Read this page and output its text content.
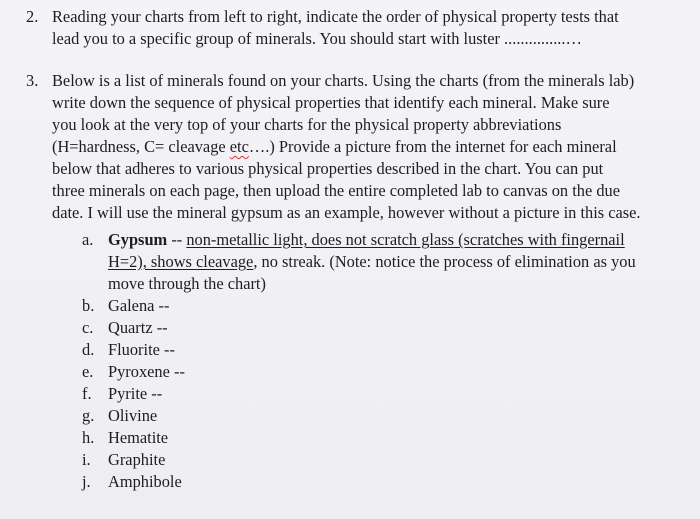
2. Reading your charts from left to right, indicate the order of physical property tests that
lead you to a specific group of minerals. You should start with luster ...............…
3. Below is a list of minerals found on your charts. Using the charts (from the minerals lab)
write down the sequence of physical properties that identify each mineral. Make sure
you look at the very top of your charts for the physical property abbreviations
(H=hardness, C= cleavage etc….) Provide a picture from the internet for each mineral
below that adheres to various physical properties described in the chart. You can put
three minerals on each page, then upload the entire completed lab to canvas on the due
date. I will use the mineral gypsum as an example, however without a picture in this case.
a. Gypsum -- non-metallic light, does not scratch glass (scratches with fingernail
H=2), shows cleavage, no streak. (Note: notice the process of elimination as you
move through the chart)
b. Galena --
c. Quartz --
d. Fluorite --
e. Pyroxene --
f.	Pyrite --
g. Olivine
h. Hematite
i.	Graphite
j.	Amphibole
++++++++
**Problem to solve:**
Retype each line of the listing above word for word. Exclude the pictures.

**Correct output:**
Read this page and output its text content.
2. Reading your charts from left to right, indicate the order of physical property tests that
lead you to a specific group of minerals. You should start with luster ...............…
3. Below is a list of minerals found on your charts. Using the charts (from the minerals lab)
write down the sequence of physical properties that identify each mineral. Make sure
you look at the very top of your charts for the physical property abbreviations
(H=hardness, C= cleavage etc….) Provide a picture from the internet for each mineral
below that adheres to various physical properties described in the chart. You can put
three minerals on each page, then upload the entire completed lab to canvas on the due
date. I will use the mineral gypsum as an example, however without a picture in this case.
a. Gypsum -- non-metallic light, does not scratch glass (scratches with fingernail
H=2), shows cleavage, no streak. (Note: notice the process of elimination as you
move through the chart)
b. Galena --
c. Quartz --
d. Fluorite --
e. Pyroxene --
f.	Pyrite --
g. Olivine
h. Hematite
i.	Graphite
j.	Amphibole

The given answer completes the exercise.